DIRECTIONS FOR THIS TASK: Present the data once more in exactly its original form.

ENTRIES SHOWN:
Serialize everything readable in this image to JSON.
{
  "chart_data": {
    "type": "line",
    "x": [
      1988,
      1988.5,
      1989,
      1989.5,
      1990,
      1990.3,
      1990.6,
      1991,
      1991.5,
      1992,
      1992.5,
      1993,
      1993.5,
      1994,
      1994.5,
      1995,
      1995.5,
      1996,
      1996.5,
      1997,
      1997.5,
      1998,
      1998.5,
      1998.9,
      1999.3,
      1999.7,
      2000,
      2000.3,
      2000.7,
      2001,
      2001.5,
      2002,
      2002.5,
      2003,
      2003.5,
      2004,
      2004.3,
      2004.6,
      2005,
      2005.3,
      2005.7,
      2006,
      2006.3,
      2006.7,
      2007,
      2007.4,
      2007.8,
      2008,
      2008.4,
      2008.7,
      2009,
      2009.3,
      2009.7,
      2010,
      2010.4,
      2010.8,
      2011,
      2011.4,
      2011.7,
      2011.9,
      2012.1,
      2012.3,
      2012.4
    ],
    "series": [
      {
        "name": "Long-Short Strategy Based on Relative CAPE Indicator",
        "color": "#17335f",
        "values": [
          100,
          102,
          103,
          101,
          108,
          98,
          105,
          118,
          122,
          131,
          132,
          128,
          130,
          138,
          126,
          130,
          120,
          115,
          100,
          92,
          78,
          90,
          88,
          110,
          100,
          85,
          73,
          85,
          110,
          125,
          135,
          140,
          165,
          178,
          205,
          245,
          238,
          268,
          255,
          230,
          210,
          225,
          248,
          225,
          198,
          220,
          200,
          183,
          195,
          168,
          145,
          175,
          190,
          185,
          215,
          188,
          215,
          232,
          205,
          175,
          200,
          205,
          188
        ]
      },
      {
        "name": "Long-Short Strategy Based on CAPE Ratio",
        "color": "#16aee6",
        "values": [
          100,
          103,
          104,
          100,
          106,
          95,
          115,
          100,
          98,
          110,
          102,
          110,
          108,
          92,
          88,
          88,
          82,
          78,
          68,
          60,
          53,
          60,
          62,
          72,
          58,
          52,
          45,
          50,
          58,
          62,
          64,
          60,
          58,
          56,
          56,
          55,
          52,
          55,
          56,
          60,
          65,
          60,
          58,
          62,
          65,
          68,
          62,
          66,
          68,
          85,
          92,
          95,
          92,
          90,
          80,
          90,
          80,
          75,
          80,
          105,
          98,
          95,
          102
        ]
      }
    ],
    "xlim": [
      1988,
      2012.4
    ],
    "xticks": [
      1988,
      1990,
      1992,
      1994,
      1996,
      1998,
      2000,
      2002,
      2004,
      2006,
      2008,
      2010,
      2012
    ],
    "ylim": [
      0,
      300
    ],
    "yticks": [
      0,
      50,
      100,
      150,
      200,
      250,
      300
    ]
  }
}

ANSWER TO THE EXERCISE:
Serialize everything readable in this image to JSON.
{
  "chart_data": {
    "type": "line",
    "x": [
      1988,
      1988.5,
      1989,
      1989.5,
      1990,
      1990.3,
      1990.6,
      1991,
      1991.5,
      1992,
      1992.5,
      1993,
      1993.5,
      1994,
      1994.5,
      1995,
      1995.5,
      1996,
      1996.5,
      1997,
      1997.5,
      1998,
      1998.5,
      1998.9,
      1999.3,
      1999.7,
      2000,
      2000.3,
      2000.7,
      2001,
      2001.5,
      2002,
      2002.5,
      2003,
      2003.5,
      2004,
      2004.3,
      2004.6,
      2005,
      2005.3,
      2005.7,
      2006,
      2006.3,
      2006.7,
      2007,
      2007.4,
      2007.8,
      2008,
      2008.4,
      2008.7,
      2009,
      2009.3,
      2009.7,
      2010,
      2010.4,
      2010.8,
      2011,
      2011.4,
      2011.7,
      2011.9,
      2012.1,
      2012.3,
      2012.4
    ],
    "series": [
      {
        "name": "Long-Short Strategy Based on Relative CAPE Indicator",
        "color": "#17335f",
        "values": [
          100,
          102,
          103,
          101,
          108,
          98,
          105,
          118,
          122,
          131,
          132,
          128,
          130,
          138,
          126,
          130,
          120,
          115,
          100,
          92,
          78,
          90,
          88,
          110,
          100,
          85,
          73,
          85,
          110,
          125,
          135,
          140,
          165,
          178,
          205,
          245,
          238,
          268,
          255,
          230,
          210,
          225,
          248,
          225,
          198,
          220,
          200,
          183,
          195,
          168,
          145,
          175,
          190,
          185,
          215,
          188,
          215,
          232,
          205,
          175,
          200,
          205,
          188
        ]
      },
      {
        "name": "Long-Short Strategy Based on CAPE Ratio",
        "color": "#16aee6",
        "values": [
          100,
          103,
          104,
          100,
          106,
          95,
          115,
          100,
          98,
          110,
          102,
          110,
          108,
          92,
          88,
          88,
          82,
          78,
          68,
          60,
          53,
          60,
          62,
          72,
          58,
          52,
          45,
          50,
          58,
          62,
          64,
          60,
          58,
          56,
          56,
          55,
          52,
          55,
          56,
          60,
          65,
          60,
          58,
          62,
          65,
          68,
          62,
          66,
          68,
          85,
          92,
          95,
          92,
          90,
          80,
          90,
          80,
          75,
          80,
          105,
          98,
          95,
          102
        ]
      }
    ],
    "xlim": [
      1988,
      2012.4
    ],
    "xticks": [
      1988,
      1990,
      1992,
      1994,
      1996,
      1998,
      2000,
      2002,
      2004,
      2006,
      2008,
      2010,
      2012
    ],
    "ylim": [
      0,
      300
    ],
    "yticks": [
      0,
      50,
      100,
      150,
      200,
      250,
      300
    ]
  }
}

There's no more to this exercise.